### Brief
Find every line in the records below that holds the word "facilities", and copy it out.
*** Records supplied
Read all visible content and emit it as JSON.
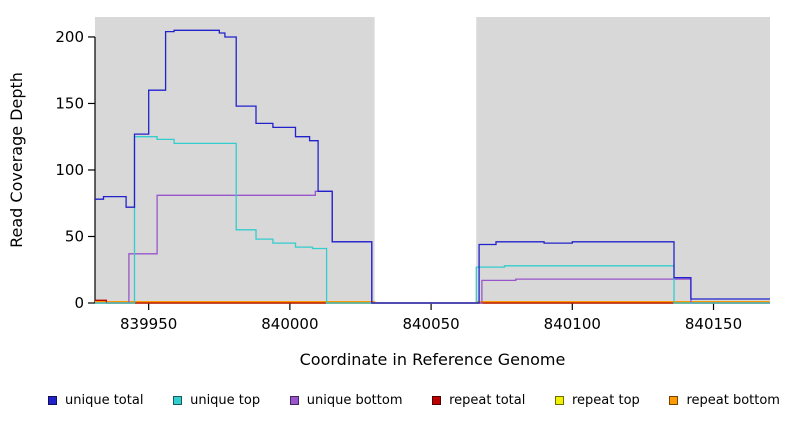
{
  "figure": {
    "background": "#ffffff",
    "shaded_band_color": "#d8d8d8",
    "axis_color": "#000000"
  },
  "chart_data": {
    "type": "line",
    "step": true,
    "title": "",
    "xlabel": "Coordinate in Reference Genome",
    "ylabel": "Read Coverage Depth",
    "xlim": [
      839931,
      840170
    ],
    "ylim": [
      0,
      215
    ],
    "x_ticks": [
      839950,
      840000,
      840050,
      840100,
      840150
    ],
    "y_ticks": [
      0,
      50,
      100,
      150,
      200
    ],
    "grid": false,
    "legend_position": "bottom",
    "shaded_regions": [
      {
        "from": 839931,
        "to": 840030
      },
      {
        "from": 840066,
        "to": 840170
      }
    ],
    "series": [
      {
        "name": "repeat top",
        "color": "#f0f000",
        "points": [
          [
            839931,
            0
          ]
        ]
      },
      {
        "name": "repeat bottom",
        "color": "#ff9900",
        "points": [
          [
            839931,
            1
          ],
          [
            840030,
            0
          ],
          [
            840066,
            1
          ]
        ]
      },
      {
        "name": "repeat total",
        "color": "#bb0000",
        "points": [
          [
            839931,
            2
          ],
          [
            839935,
            0
          ]
        ]
      },
      {
        "name": "unique bottom",
        "color": "#9955cc",
        "points": [
          [
            839931,
            0
          ],
          [
            839943,
            37
          ],
          [
            839953,
            81
          ],
          [
            840009,
            84
          ],
          [
            840015,
            46
          ],
          [
            840029,
            0
          ],
          [
            840068,
            17
          ],
          [
            840080,
            18
          ],
          [
            840142,
            0
          ]
        ]
      },
      {
        "name": "unique top",
        "color": "#33cdcd",
        "points": [
          [
            839931,
            0
          ],
          [
            839945,
            125
          ],
          [
            839953,
            123
          ],
          [
            839959,
            120
          ],
          [
            839981,
            55
          ],
          [
            839988,
            48
          ],
          [
            839994,
            45
          ],
          [
            840002,
            42
          ],
          [
            840008,
            41
          ],
          [
            840013,
            0
          ],
          [
            840066,
            27
          ],
          [
            840076,
            28
          ],
          [
            840136,
            0
          ]
        ]
      },
      {
        "name": "unique total",
        "color": "#2222cc",
        "points": [
          [
            839931,
            78
          ],
          [
            839934,
            80
          ],
          [
            839942,
            72
          ],
          [
            839945,
            127
          ],
          [
            839950,
            160
          ],
          [
            839956,
            204
          ],
          [
            839959,
            205
          ],
          [
            839975,
            203
          ],
          [
            839977,
            200
          ],
          [
            839981,
            148
          ],
          [
            839988,
            135
          ],
          [
            839994,
            132
          ],
          [
            840002,
            125
          ],
          [
            840007,
            122
          ],
          [
            840010,
            84
          ],
          [
            840015,
            46
          ],
          [
            840029,
            0
          ],
          [
            840067,
            44
          ],
          [
            840073,
            46
          ],
          [
            840090,
            45
          ],
          [
            840100,
            46
          ],
          [
            840136,
            19
          ],
          [
            840142,
            3
          ]
        ]
      }
    ],
    "legend": [
      {
        "label": "unique total",
        "color": "#2222cc"
      },
      {
        "label": "unique top",
        "color": "#33cdcd"
      },
      {
        "label": "unique bottom",
        "color": "#9955cc"
      },
      {
        "label": "repeat total",
        "color": "#bb0000"
      },
      {
        "label": "repeat top",
        "color": "#f0f000"
      },
      {
        "label": "repeat bottom",
        "color": "#ff9900"
      }
    ]
  }
}
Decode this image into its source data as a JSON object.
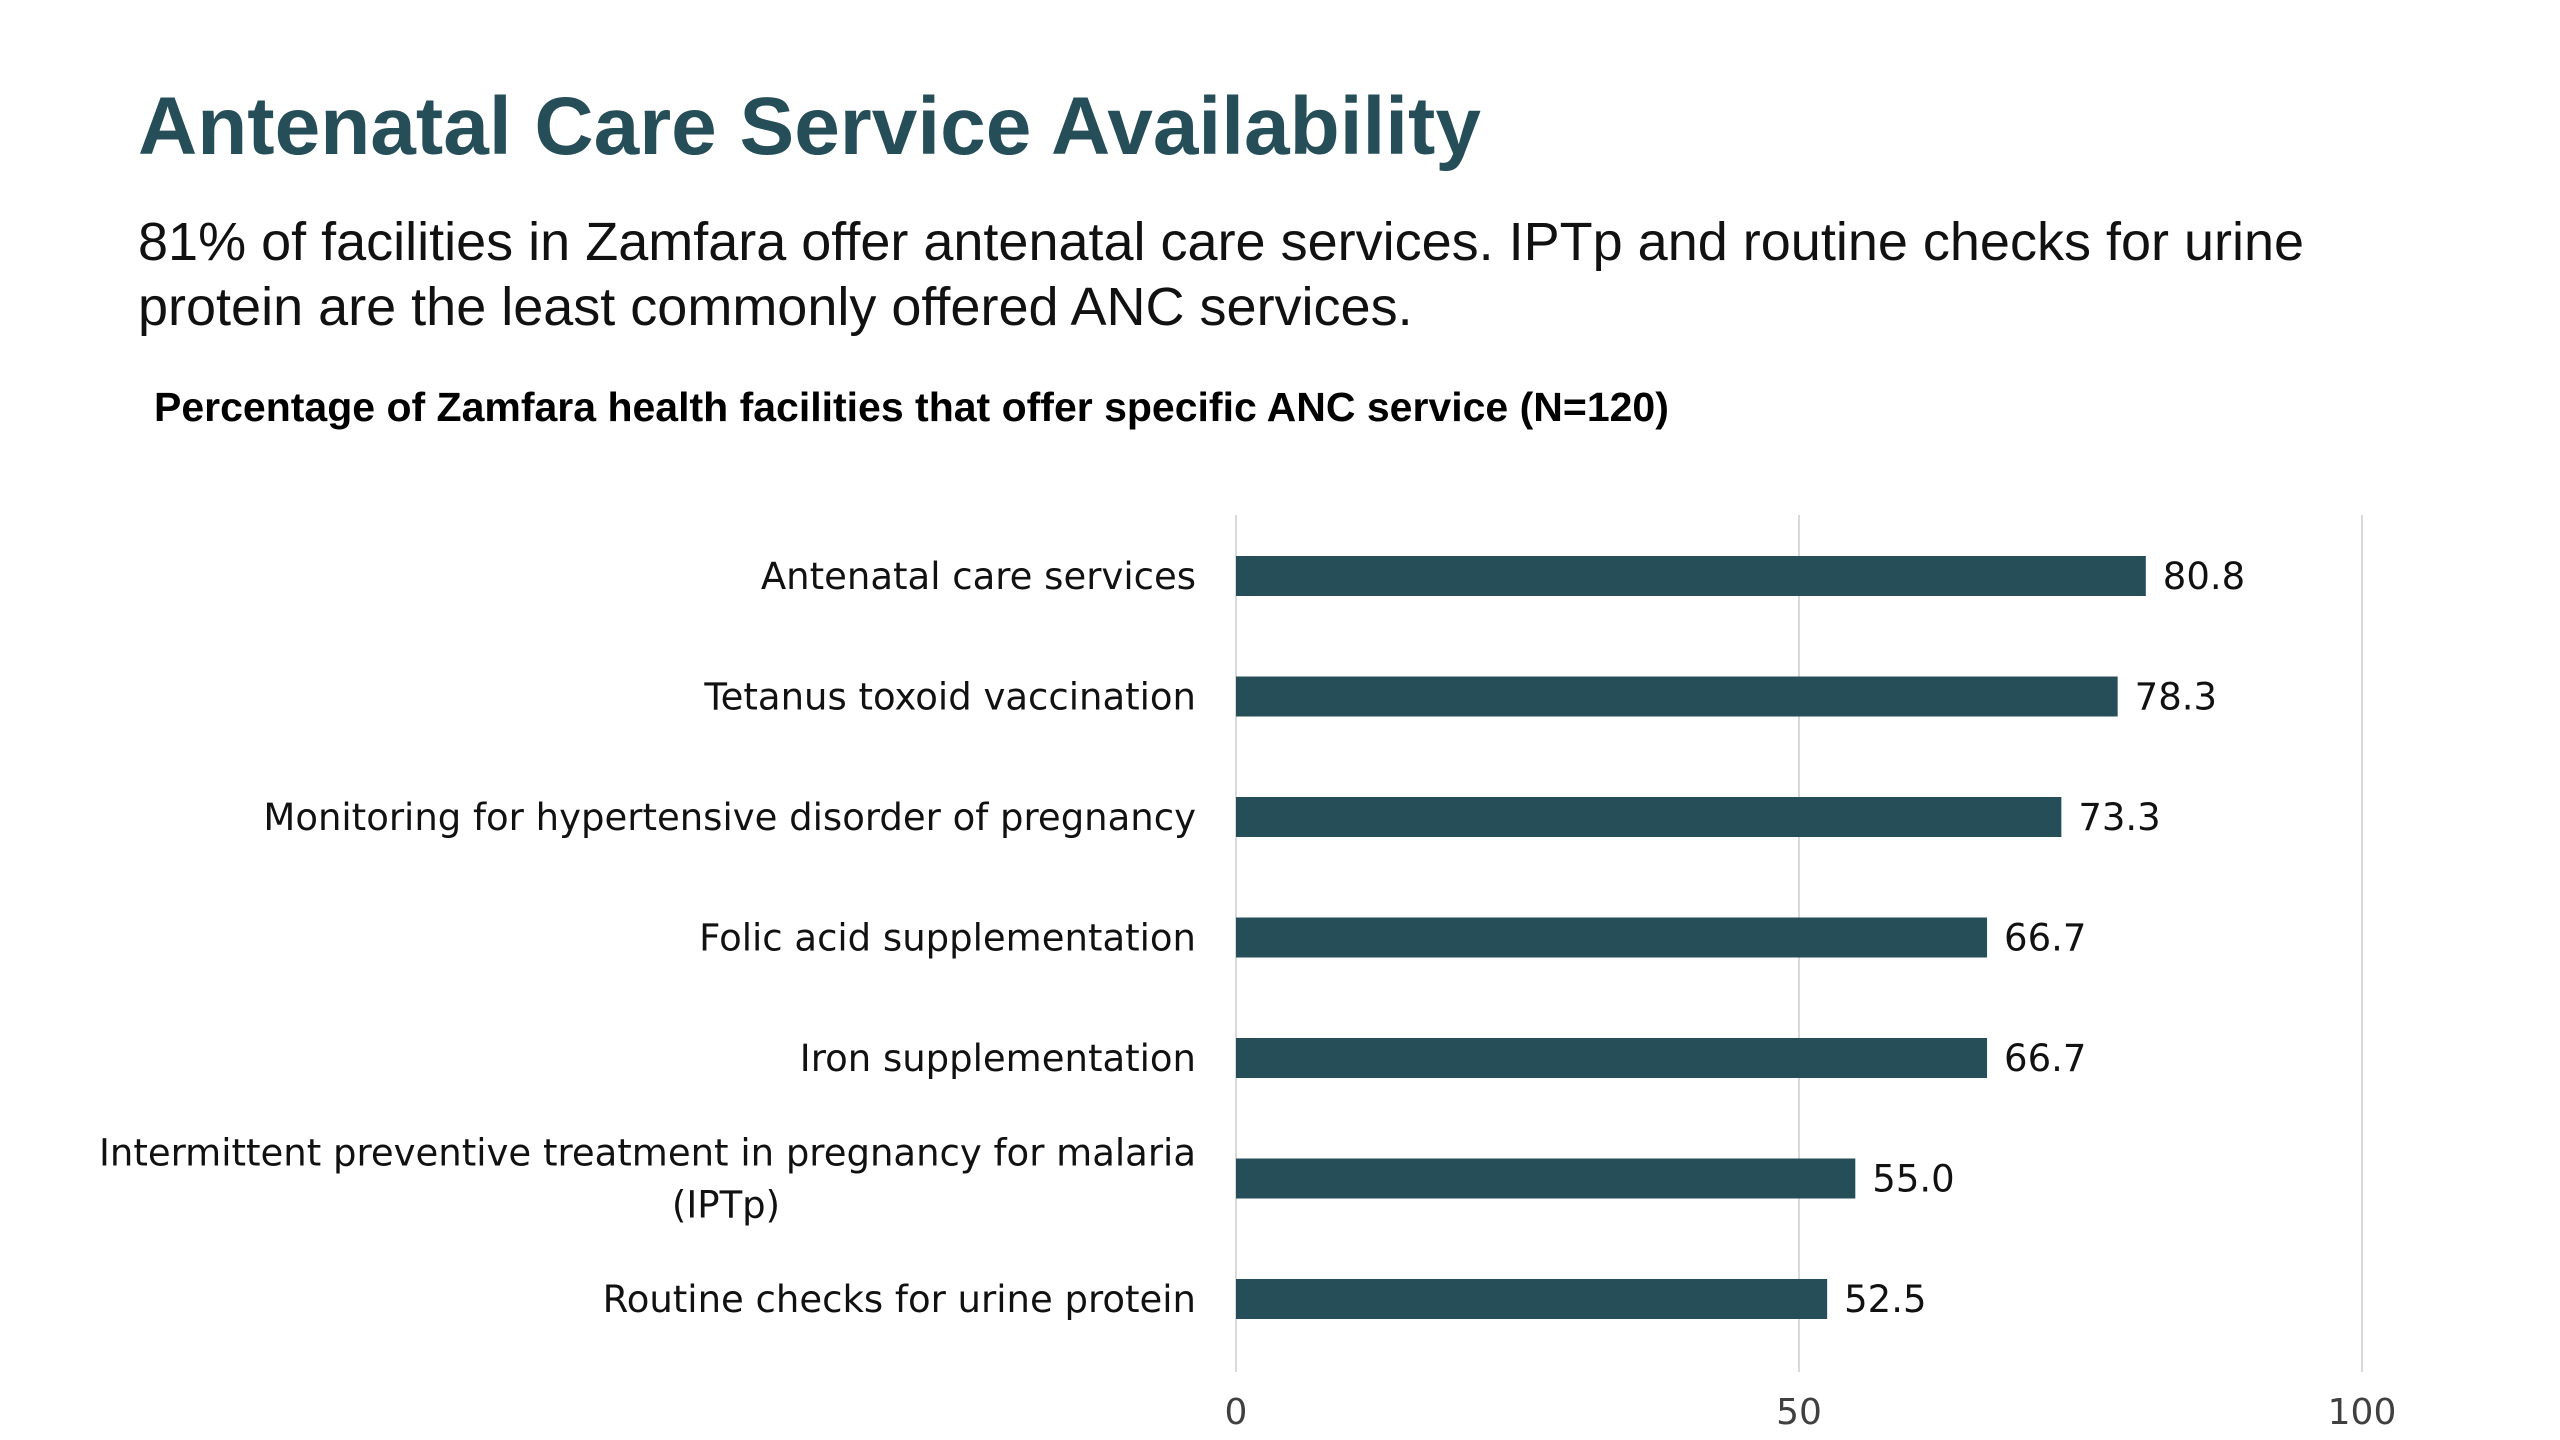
{
  "slide": {
    "title": "Antenatal Care Service Availability",
    "subtitle": "81% of facilities in Zamfara offer antenatal care services. IPTp and routine checks for urine protein are the least commonly offered ANC services."
  },
  "colors": {
    "title": "#254e58",
    "bar": "#254e58",
    "gridline": "#d9d9d9",
    "text": "#111111"
  },
  "chart_data": {
    "type": "bar",
    "orientation": "horizontal",
    "title": "Percentage of Zamfara health facilities that offer specific ANC service (N=120)",
    "categories": [
      [
        "Antenatal care services"
      ],
      [
        "Tetanus toxoid vaccination"
      ],
      [
        "Monitoring for hypertensive disorder of pregnancy"
      ],
      [
        "Folic acid supplementation"
      ],
      [
        "Iron supplementation"
      ],
      [
        "Intermittent preventive treatment in pregnancy for malaria",
        "(IPTp)"
      ],
      [
        "Routine checks for urine protein"
      ]
    ],
    "values": [
      80.8,
      78.3,
      73.3,
      66.7,
      66.7,
      55.0,
      52.5
    ],
    "value_labels": [
      "80.8",
      "78.3",
      "73.3",
      "66.7",
      "66.7",
      "55.0",
      "52.5"
    ],
    "xlim": [
      0,
      100
    ],
    "xticks": [
      0,
      50,
      100
    ],
    "xtick_labels": [
      "0",
      "50",
      "100"
    ],
    "grid": true,
    "legend": "none"
  }
}
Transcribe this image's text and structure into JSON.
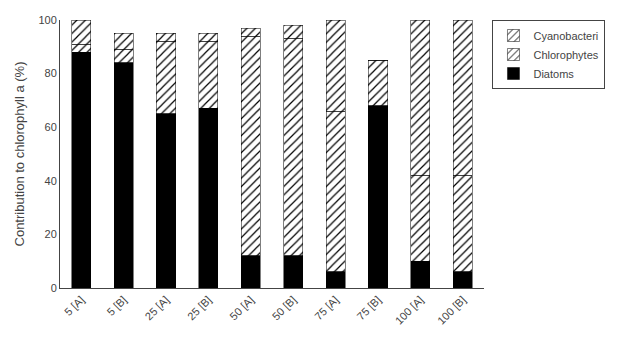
{
  "chart_data": {
    "type": "bar",
    "categories": [
      "5 [A]",
      "5 [B]",
      "25 [A]",
      "25 [B]",
      "50 [A]",
      "50 [B]",
      "75 [A]",
      "75 [B]",
      "100 [A]",
      "100 [B]"
    ],
    "series": [
      {
        "name": "Diatoms",
        "color": "#000000",
        "values": [
          88,
          84,
          65,
          67,
          12,
          12,
          6,
          68,
          10,
          6
        ]
      },
      {
        "name": "Chlorophytes",
        "color": "#d8d8d8",
        "values": [
          3,
          5,
          27,
          25,
          82,
          81,
          60,
          17,
          32,
          36
        ]
      },
      {
        "name": "Cyanobacteri",
        "color": "#888888",
        "values": [
          9,
          6,
          3,
          3,
          3,
          5,
          34,
          0,
          58,
          58
        ]
      }
    ],
    "ylabel": "Contribution to chlorophyll a (%)",
    "ylim": [
      0,
      100
    ],
    "yticks": [
      0,
      20,
      40,
      60,
      80,
      100
    ],
    "stacked": true,
    "grid": false,
    "legend": "right"
  }
}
******
### Task solution
    "subtitle": "81% of facilities in Zamfara offer antenatal care services. IPTp and routine checks for urine protein are the least commonly offered ANC services."
    "title": "Percentage of Zamfara health facilities that offer specific ANC service (N=120)",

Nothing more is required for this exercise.